▶ [Task requirements] Give an exact copy of every line, leaving images out.

▶ [Input records]
>>>>

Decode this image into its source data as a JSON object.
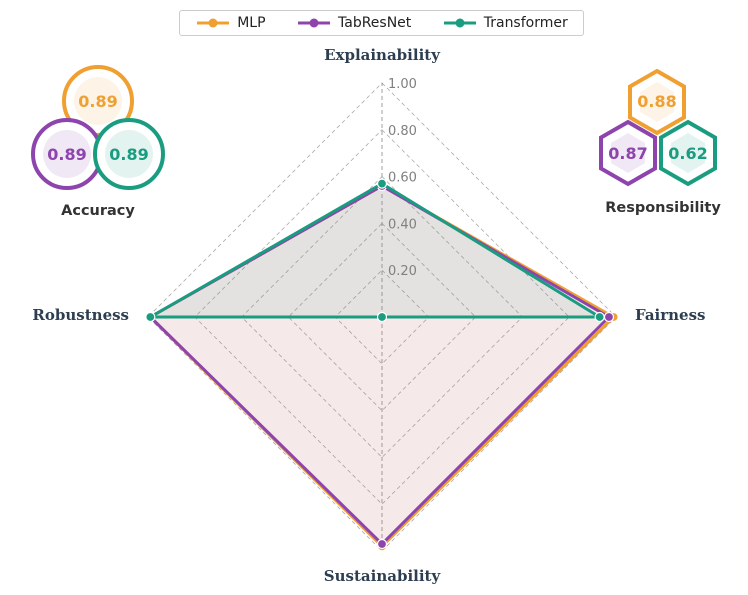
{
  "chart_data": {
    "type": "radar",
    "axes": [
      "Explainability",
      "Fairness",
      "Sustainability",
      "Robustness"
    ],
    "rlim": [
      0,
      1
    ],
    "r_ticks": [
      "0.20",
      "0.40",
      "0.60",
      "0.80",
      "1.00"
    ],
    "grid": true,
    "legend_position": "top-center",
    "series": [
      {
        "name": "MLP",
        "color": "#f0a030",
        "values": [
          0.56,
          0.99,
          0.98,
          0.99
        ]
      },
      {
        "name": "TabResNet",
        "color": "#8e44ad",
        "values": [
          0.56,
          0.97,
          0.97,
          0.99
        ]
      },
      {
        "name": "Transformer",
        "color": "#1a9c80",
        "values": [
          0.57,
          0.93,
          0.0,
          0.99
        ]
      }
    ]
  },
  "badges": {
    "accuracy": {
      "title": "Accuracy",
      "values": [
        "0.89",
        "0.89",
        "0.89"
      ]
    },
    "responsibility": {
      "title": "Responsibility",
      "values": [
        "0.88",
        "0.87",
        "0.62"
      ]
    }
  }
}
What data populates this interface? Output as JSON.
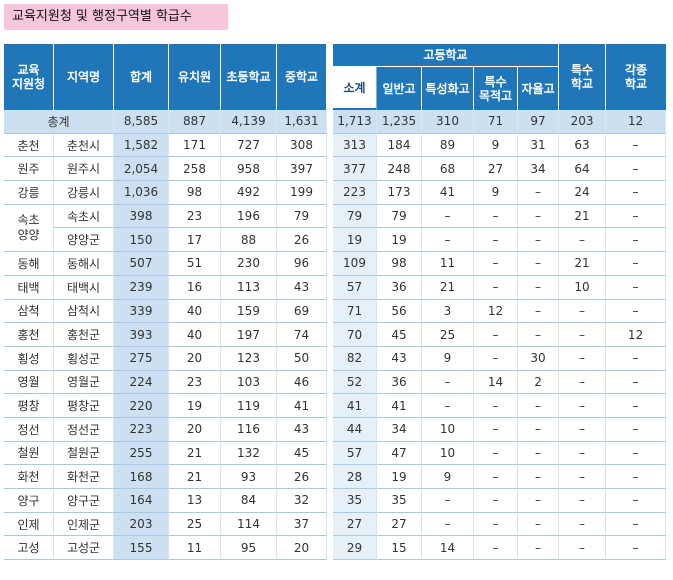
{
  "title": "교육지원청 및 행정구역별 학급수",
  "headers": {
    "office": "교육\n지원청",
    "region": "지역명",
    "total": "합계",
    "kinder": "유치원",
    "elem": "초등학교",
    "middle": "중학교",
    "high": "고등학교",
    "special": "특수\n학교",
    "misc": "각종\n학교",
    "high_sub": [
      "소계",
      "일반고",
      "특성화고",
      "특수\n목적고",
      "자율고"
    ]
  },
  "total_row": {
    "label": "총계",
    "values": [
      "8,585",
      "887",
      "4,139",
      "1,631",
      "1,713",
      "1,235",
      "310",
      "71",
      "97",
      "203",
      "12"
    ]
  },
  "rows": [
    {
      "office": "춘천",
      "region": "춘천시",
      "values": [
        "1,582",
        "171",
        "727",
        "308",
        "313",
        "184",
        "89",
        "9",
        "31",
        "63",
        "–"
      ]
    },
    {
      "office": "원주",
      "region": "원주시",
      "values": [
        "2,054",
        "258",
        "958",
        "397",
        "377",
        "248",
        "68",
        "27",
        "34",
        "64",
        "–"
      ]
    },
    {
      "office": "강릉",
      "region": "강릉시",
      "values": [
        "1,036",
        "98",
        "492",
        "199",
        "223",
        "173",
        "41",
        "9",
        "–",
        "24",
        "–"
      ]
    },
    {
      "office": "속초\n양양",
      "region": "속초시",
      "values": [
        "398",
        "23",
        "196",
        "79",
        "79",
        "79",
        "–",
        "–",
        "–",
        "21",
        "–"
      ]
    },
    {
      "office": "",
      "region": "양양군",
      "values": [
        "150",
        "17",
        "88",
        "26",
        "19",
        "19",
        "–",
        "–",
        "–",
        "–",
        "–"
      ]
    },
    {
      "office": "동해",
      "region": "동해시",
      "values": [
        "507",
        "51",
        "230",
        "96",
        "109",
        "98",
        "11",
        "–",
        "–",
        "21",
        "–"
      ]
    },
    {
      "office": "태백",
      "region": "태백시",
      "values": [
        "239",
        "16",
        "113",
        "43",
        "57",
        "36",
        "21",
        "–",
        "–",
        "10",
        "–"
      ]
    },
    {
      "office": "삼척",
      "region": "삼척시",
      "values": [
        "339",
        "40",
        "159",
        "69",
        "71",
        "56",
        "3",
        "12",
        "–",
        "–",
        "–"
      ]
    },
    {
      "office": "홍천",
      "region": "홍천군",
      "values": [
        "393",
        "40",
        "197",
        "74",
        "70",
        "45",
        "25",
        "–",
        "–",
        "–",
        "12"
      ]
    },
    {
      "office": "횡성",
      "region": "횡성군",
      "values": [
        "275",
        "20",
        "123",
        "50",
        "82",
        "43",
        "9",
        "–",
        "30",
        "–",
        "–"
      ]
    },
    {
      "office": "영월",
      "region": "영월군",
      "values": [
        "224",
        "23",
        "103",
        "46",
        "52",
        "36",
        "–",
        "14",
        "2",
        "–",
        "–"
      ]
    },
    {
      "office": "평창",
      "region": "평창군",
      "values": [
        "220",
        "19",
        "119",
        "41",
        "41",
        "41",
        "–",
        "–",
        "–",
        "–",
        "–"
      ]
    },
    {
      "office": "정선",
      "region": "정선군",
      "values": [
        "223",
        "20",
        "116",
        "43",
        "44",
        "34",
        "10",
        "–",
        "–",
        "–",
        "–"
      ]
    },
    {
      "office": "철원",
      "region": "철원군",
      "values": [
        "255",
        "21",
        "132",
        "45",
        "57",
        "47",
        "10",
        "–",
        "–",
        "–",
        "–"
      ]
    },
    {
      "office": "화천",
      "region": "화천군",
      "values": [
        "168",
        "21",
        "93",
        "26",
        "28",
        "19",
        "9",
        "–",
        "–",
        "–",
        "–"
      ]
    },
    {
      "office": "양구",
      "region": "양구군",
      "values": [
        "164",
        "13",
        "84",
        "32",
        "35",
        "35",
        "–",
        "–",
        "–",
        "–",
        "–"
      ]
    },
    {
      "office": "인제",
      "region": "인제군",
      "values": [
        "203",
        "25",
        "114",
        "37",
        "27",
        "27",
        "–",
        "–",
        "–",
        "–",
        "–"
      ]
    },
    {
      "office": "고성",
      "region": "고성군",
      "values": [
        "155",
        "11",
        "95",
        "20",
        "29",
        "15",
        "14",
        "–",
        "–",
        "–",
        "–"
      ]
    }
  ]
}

<<<<

▶ [Full response]
Decode this image into its source data as a JSON object.
{
  "chart_data": {
    "type": "radar",
    "axes": [
      "Explainability",
      "Fairness",
      "Sustainability",
      "Robustness"
    ],
    "rlim": [
      0,
      1
    ],
    "r_ticks": [
      "0.20",
      "0.40",
      "0.60",
      "0.80",
      "1.00"
    ],
    "grid": true,
    "legend_position": "top-center",
    "series": [
      {
        "name": "MLP",
        "color": "#f0a030",
        "values": [
          0.56,
          0.99,
          0.98,
          0.99
        ]
      },
      {
        "name": "TabResNet",
        "color": "#8e44ad",
        "values": [
          0.56,
          0.97,
          0.97,
          0.99
        ]
      },
      {
        "name": "Transformer",
        "color": "#1a9c80",
        "values": [
          0.57,
          0.93,
          0.0,
          0.99
        ]
      }
    ]
  },
  "badges": {
    "accuracy": {
      "title": "Accuracy",
      "values": [
        "0.89",
        "0.89",
        "0.89"
      ]
    },
    "responsibility": {
      "title": "Responsibility",
      "values": [
        "0.88",
        "0.87",
        "0.62"
      ]
    }
  }
}
What data populates this interface? Output as JSON.
{
  "title": "교육지원청 및 행정구역별 학급수",
  "headers": {
    "office": "교육\n지원청",
    "region": "지역명",
    "total": "합계",
    "kinder": "유치원",
    "elem": "초등학교",
    "middle": "중학교",
    "high": "고등학교",
    "special": "특수\n학교",
    "misc": "각종\n학교",
    "high_sub": [
      "소계",
      "일반고",
      "특성화고",
      "특수\n목적고",
      "자율고"
    ]
  },
  "total_row": {
    "label": "총계",
    "values": [
      "8,585",
      "887",
      "4,139",
      "1,631",
      "1,713",
      "1,235",
      "310",
      "71",
      "97",
      "203",
      "12"
    ]
  },
  "rows": [
    {
      "office": "춘천",
      "region": "춘천시",
      "values": [
        "1,582",
        "171",
        "727",
        "308",
        "313",
        "184",
        "89",
        "9",
        "31",
        "63",
        "–"
      ]
    },
    {
      "office": "원주",
      "region": "원주시",
      "values": [
        "2,054",
        "258",
        "958",
        "397",
        "377",
        "248",
        "68",
        "27",
        "34",
        "64",
        "–"
      ]
    },
    {
      "office": "강릉",
      "region": "강릉시",
      "values": [
        "1,036",
        "98",
        "492",
        "199",
        "223",
        "173",
        "41",
        "9",
        "–",
        "24",
        "–"
      ]
    },
    {
      "office": "속초\n양양",
      "region": "속초시",
      "values": [
        "398",
        "23",
        "196",
        "79",
        "79",
        "79",
        "–",
        "–",
        "–",
        "21",
        "–"
      ]
    },
    {
      "office": "",
      "region": "양양군",
      "values": [
        "150",
        "17",
        "88",
        "26",
        "19",
        "19",
        "–",
        "–",
        "–",
        "–",
        "–"
      ]
    },
    {
      "office": "동해",
      "region": "동해시",
      "values": [
        "507",
        "51",
        "230",
        "96",
        "109",
        "98",
        "11",
        "–",
        "–",
        "21",
        "–"
      ]
    },
    {
      "office": "태백",
      "region": "태백시",
      "values": [
        "239",
        "16",
        "113",
        "43",
        "57",
        "36",
        "21",
        "–",
        "–",
        "10",
        "–"
      ]
    },
    {
      "office": "삼척",
      "region": "삼척시",
      "values": [
        "339",
        "40",
        "159",
        "69",
        "71",
        "56",
        "3",
        "12",
        "–",
        "–",
        "–"
      ]
    },
    {
      "office": "홍천",
      "region": "홍천군",
      "values": [
        "393",
        "40",
        "197",
        "74",
        "70",
        "45",
        "25",
        "–",
        "–",
        "–",
        "12"
      ]
    },
    {
      "office": "횡성",
      "region": "횡성군",
      "values": [
        "275",
        "20",
        "123",
        "50",
        "82",
        "43",
        "9",
        "–",
        "30",
        "–",
        "–"
      ]
    },
    {
      "office": "영월",
      "region": "영월군",
      "values": [
        "224",
        "23",
        "103",
        "46",
        "52",
        "36",
        "–",
        "14",
        "2",
        "–",
        "–"
      ]
    },
    {
      "office": "평창",
      "region": "평창군",
      "values": [
        "220",
        "19",
        "119",
        "41",
        "41",
        "41",
        "–",
        "–",
        "–",
        "–",
        "–"
      ]
    },
    {
      "office": "정선",
      "region": "정선군",
      "values": [
        "223",
        "20",
        "116",
        "43",
        "44",
        "34",
        "10",
        "–",
        "–",
        "–",
        "–"
      ]
    },
    {
      "office": "철원",
      "region": "철원군",
      "values": [
        "255",
        "21",
        "132",
        "45",
        "57",
        "47",
        "10",
        "–",
        "–",
        "–",
        "–"
      ]
    },
    {
      "office": "화천",
      "region": "화천군",
      "values": [
        "168",
        "21",
        "93",
        "26",
        "28",
        "19",
        "9",
        "–",
        "–",
        "–",
        "–"
      ]
    },
    {
      "office": "양구",
      "region": "양구군",
      "values": [
        "164",
        "13",
        "84",
        "32",
        "35",
        "35",
        "–",
        "–",
        "–",
        "–",
        "–"
      ]
    },
    {
      "office": "인제",
      "region": "인제군",
      "values": [
        "203",
        "25",
        "114",
        "37",
        "27",
        "27",
        "–",
        "–",
        "–",
        "–",
        "–"
      ]
    },
    {
      "office": "고성",
      "region": "고성군",
      "values": [
        "155",
        "11",
        "95",
        "20",
        "29",
        "15",
        "14",
        "–",
        "–",
        "–",
        "–"
      ]
    }
  ]
}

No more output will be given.